§ Dataset entries:
========================================================================
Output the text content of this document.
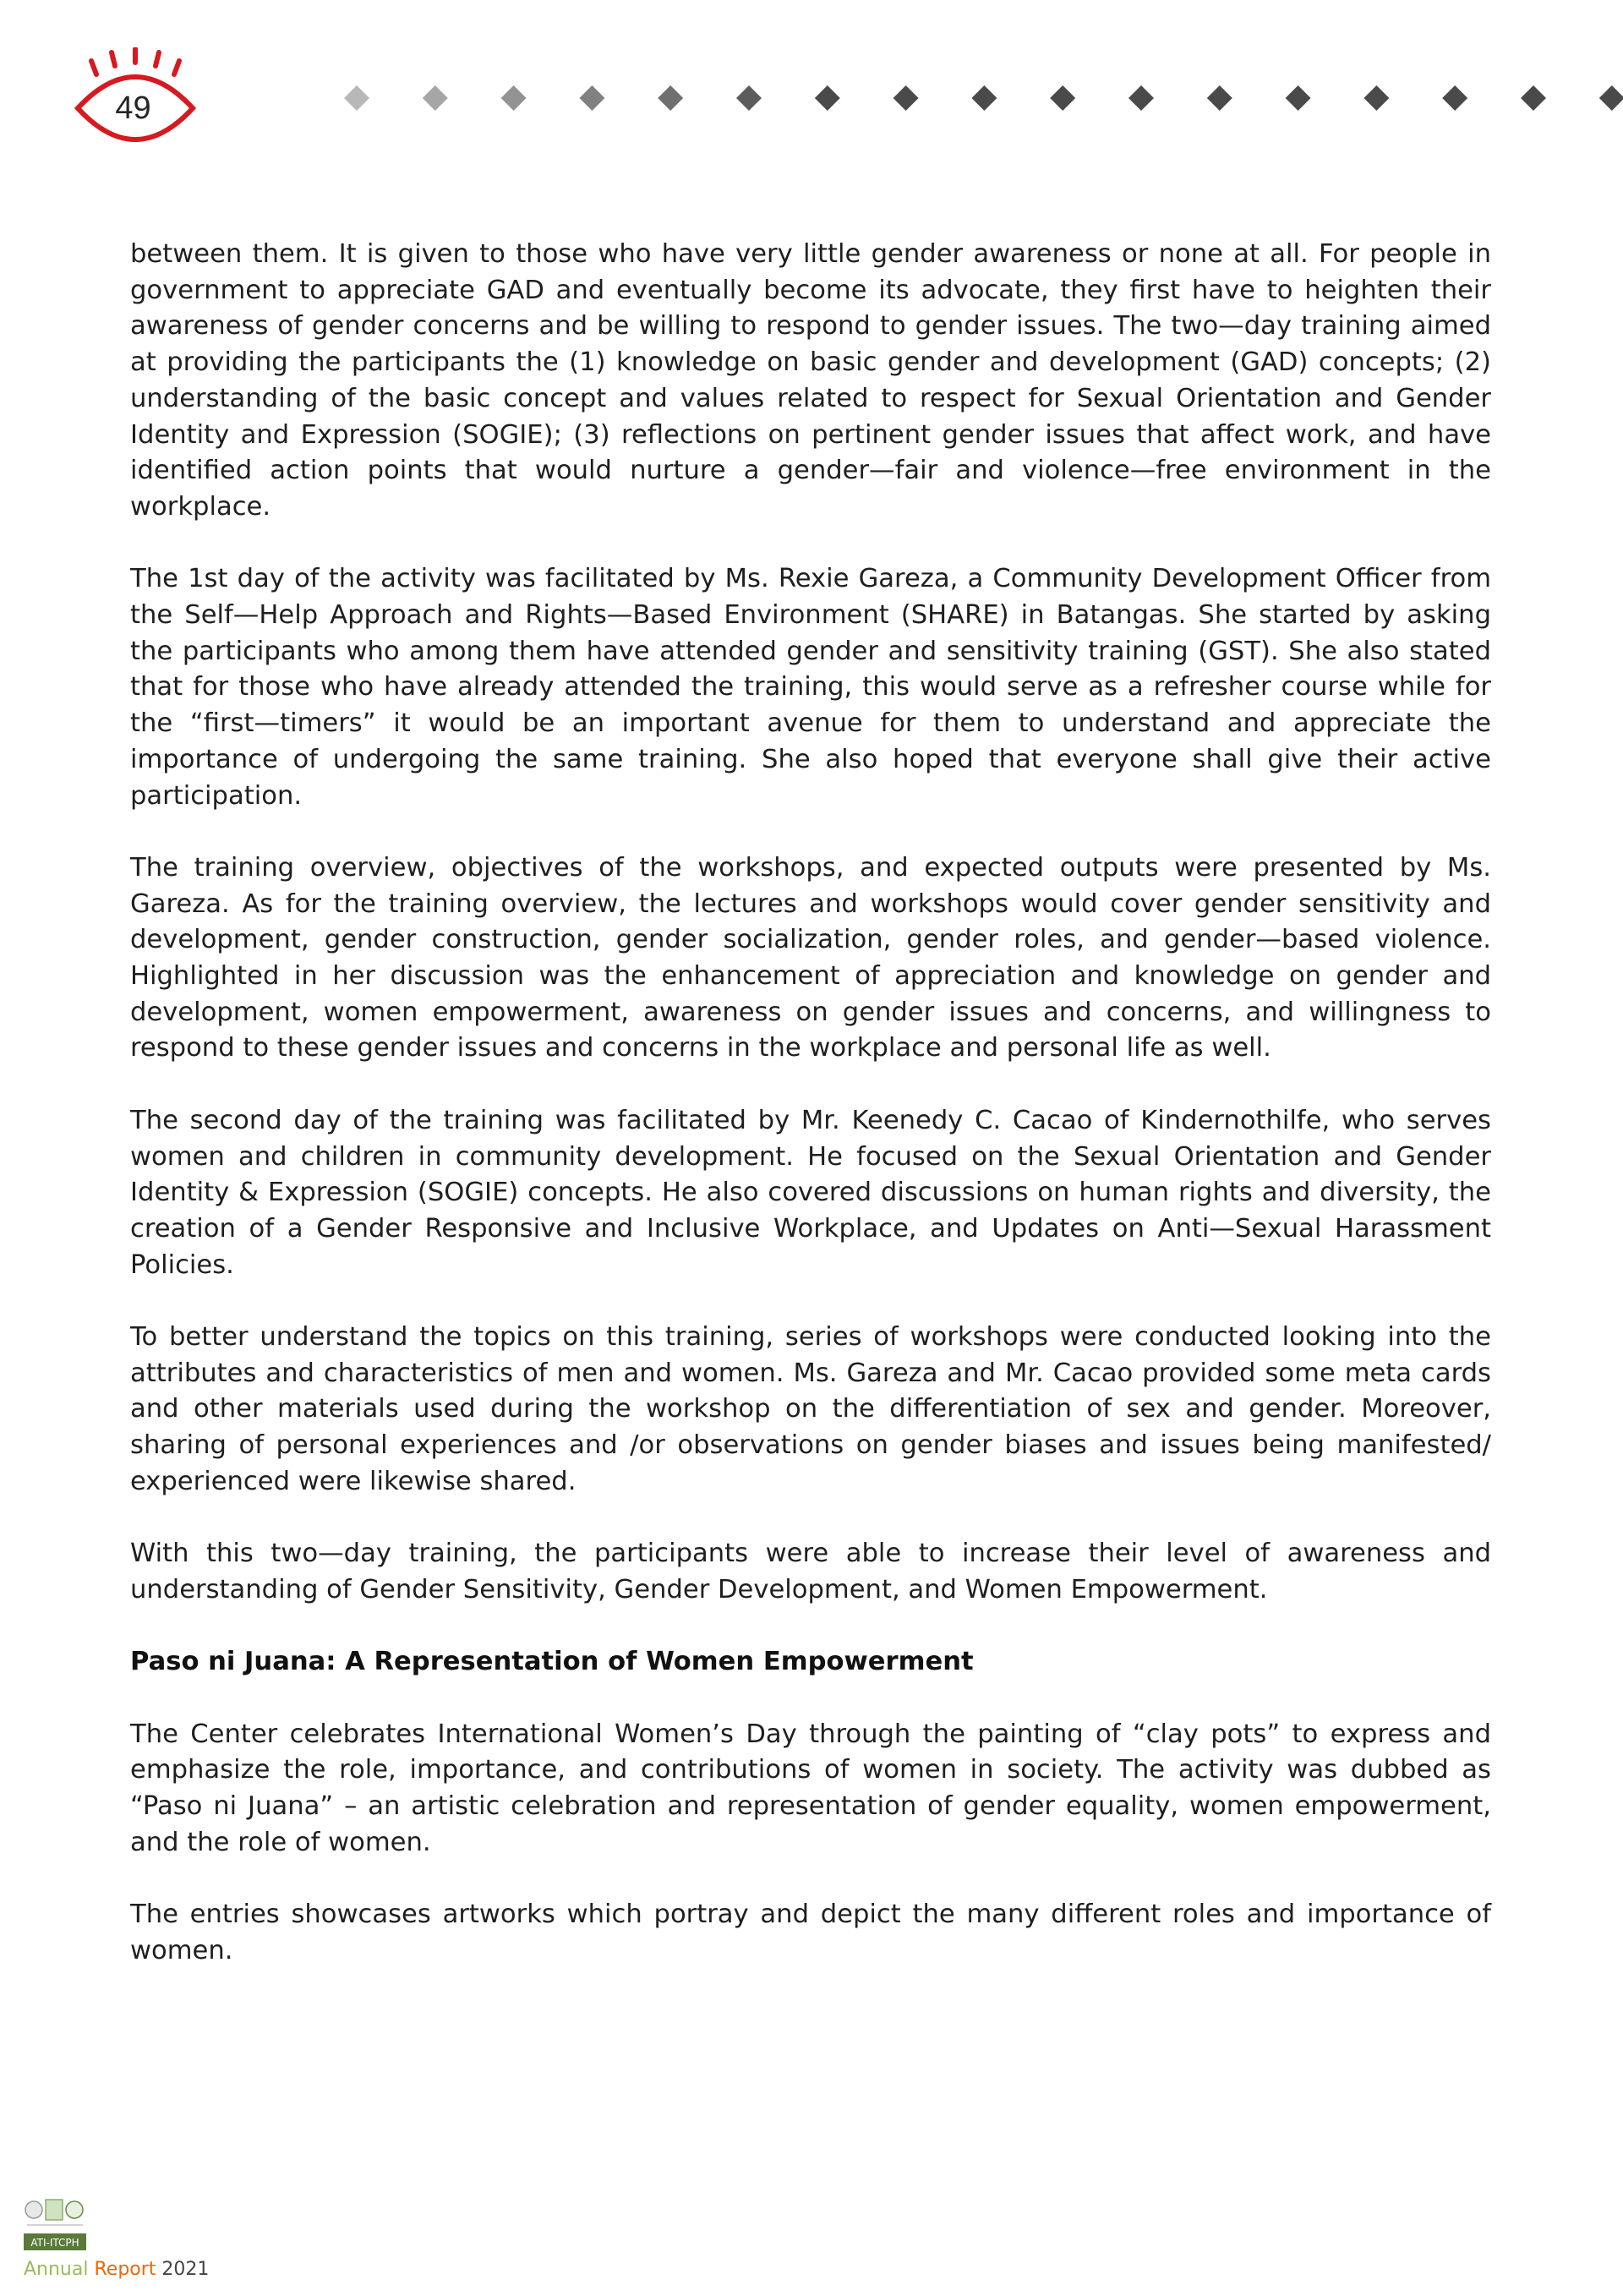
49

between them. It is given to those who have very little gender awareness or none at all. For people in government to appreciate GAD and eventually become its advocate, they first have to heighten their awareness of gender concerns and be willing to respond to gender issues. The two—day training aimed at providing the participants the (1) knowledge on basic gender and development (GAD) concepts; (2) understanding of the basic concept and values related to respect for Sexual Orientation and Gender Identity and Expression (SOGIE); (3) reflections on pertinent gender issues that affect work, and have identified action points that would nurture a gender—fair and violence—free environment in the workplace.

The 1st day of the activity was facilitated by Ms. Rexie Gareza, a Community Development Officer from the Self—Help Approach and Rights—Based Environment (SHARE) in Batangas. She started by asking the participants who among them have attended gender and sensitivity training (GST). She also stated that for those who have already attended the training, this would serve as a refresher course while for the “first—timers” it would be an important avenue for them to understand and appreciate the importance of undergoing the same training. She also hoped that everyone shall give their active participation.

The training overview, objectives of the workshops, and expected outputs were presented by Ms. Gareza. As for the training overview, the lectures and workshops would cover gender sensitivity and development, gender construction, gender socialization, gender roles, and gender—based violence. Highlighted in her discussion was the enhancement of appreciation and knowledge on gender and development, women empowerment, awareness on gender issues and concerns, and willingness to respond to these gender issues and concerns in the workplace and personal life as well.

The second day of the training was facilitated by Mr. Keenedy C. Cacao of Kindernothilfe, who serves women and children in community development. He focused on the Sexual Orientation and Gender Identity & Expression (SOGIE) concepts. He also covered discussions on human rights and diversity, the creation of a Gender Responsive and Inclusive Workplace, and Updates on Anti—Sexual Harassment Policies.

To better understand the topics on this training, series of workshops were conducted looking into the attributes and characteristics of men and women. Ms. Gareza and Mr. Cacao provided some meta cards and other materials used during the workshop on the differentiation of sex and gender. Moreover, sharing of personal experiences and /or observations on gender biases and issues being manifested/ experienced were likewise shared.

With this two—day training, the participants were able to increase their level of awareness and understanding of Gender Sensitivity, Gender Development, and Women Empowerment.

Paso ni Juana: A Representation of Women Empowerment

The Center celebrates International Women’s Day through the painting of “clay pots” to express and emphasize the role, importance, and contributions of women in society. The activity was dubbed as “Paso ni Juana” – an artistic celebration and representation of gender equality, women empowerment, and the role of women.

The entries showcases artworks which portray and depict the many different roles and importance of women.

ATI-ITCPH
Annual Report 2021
========================================================================
§ GIVEN TASK: From the material above, reproduce everything verbatim except the pictures.

§ THE ANSWER:
Output the text content of this document.
49

between them. It is given to those who have very little gender awareness or none at all. For people in government to appreciate GAD and eventually become its advocate, they first have to heighten their awareness of gender concerns and be willing to respond to gender issues. The two—day training aimed at providing the participants the (1) knowledge on basic gender and development (GAD) concepts; (2) understanding of the basic concept and values related to respect for Sexual Orientation and Gender Identity and Expression (SOGIE); (3) reflections on pertinent gender issues that affect work, and have identified action points that would nurture a gender—fair and violence—free environment in the workplace.

The 1st day of the activity was facilitated by Ms. Rexie Gareza, a Community Development Officer from the Self—Help Approach and Rights—Based Environment (SHARE) in Batangas. She started by asking the participants who among them have attended gender and sensitivity training (GST). She also stated that for those who have already attended the training, this would serve as a refresher course while for the “first—timers” it would be an important avenue for them to understand and appreciate the importance of undergoing the same training. She also hoped that everyone shall give their active participation.

The training overview, objectives of the workshops, and expected outputs were presented by Ms. Gareza. As for the training overview, the lectures and workshops would cover gender sensitivity and development, gender construction, gender socialization, gender roles, and gender—based violence. Highlighted in her discussion was the enhancement of appreciation and knowledge on gender and development, women empowerment, awareness on gender issues and concerns, and willingness to respond to these gender issues and concerns in the workplace and personal life as well.

The second day of the training was facilitated by Mr. Keenedy C. Cacao of Kindernothilfe, who serves women and children in community development. He focused on the Sexual Orientation and Gender Identity & Expression (SOGIE) concepts. He also covered discussions on human rights and diversity, the creation of a Gender Responsive and Inclusive Workplace, and Updates on Anti—Sexual Harassment Policies.

To better understand the topics on this training, series of workshops were conducted looking into the attributes and characteristics of men and women. Ms. Gareza and Mr. Cacao provided some meta cards and other materials used during the workshop on the differentiation of sex and gender. Moreover, sharing of personal experiences and /or observations on gender biases and issues being manifested/ experienced were likewise shared.

With this two—day training, the participants were able to increase their level of awareness and understanding of Gender Sensitivity, Gender Development, and Women Empowerment.

Paso ni Juana: A Representation of Women Empowerment

The Center celebrates International Women’s Day through the painting of “clay pots” to express and emphasize the role, importance, and contributions of women in society. The activity was dubbed as “Paso ni Juana” – an artistic celebration and representation of gender equality, women empowerment, and the role of women.

The entries showcases artworks which portray and depict the many different roles and importance of women.

ATI-ITCPH
Annual Report 2021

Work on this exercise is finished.